TASK BRIEF
Each line that holds the word "body" is to be identified and copied.

####################

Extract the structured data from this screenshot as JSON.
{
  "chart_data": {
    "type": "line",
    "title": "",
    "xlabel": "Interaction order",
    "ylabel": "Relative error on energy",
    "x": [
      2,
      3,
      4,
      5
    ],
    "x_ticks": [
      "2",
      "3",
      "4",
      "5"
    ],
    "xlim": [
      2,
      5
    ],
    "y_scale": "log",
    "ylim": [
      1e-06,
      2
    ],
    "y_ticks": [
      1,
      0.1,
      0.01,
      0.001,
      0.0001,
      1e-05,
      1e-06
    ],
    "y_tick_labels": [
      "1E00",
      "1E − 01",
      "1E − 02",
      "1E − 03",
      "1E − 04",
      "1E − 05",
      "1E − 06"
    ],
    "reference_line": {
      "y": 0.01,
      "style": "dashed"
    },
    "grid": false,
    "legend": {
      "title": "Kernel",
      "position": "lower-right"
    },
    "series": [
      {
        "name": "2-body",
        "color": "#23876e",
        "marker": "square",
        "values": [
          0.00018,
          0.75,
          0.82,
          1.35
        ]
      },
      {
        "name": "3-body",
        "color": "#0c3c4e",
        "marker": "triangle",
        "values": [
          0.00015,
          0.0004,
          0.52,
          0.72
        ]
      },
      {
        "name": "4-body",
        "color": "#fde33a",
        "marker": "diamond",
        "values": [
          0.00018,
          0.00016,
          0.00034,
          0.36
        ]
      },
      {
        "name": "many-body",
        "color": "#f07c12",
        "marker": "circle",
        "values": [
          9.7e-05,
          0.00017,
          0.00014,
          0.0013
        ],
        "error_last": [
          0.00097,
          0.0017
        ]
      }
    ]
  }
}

####################

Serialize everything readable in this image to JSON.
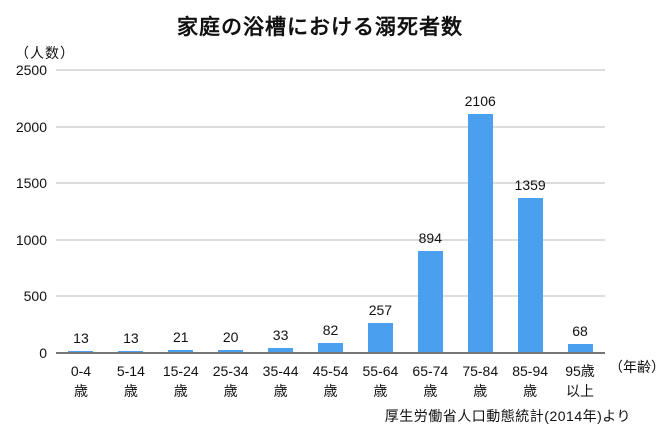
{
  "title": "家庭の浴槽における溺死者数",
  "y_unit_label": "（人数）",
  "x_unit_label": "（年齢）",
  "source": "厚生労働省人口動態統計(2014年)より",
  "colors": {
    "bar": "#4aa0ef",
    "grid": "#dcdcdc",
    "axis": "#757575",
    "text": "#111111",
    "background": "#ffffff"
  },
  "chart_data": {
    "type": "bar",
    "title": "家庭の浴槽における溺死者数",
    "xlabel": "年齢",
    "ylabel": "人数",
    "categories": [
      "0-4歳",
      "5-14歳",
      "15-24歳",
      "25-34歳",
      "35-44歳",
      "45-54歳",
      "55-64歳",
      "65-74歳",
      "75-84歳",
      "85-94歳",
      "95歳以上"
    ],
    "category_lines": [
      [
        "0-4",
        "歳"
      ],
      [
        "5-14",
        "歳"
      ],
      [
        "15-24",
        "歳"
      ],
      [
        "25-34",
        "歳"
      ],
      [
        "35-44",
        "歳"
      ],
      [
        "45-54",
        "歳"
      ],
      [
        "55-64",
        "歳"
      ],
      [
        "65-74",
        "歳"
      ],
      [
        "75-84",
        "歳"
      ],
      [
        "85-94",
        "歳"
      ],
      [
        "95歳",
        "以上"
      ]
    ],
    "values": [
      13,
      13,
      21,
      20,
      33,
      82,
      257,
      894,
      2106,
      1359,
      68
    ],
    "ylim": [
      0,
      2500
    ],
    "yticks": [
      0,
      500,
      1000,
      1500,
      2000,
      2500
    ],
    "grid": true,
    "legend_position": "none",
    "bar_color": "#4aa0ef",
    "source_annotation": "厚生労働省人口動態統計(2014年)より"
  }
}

####################

TASK ANSWER
        "name": "2-body",
        "name": "3-body",
        "name": "4-body",
        "name": "many-body",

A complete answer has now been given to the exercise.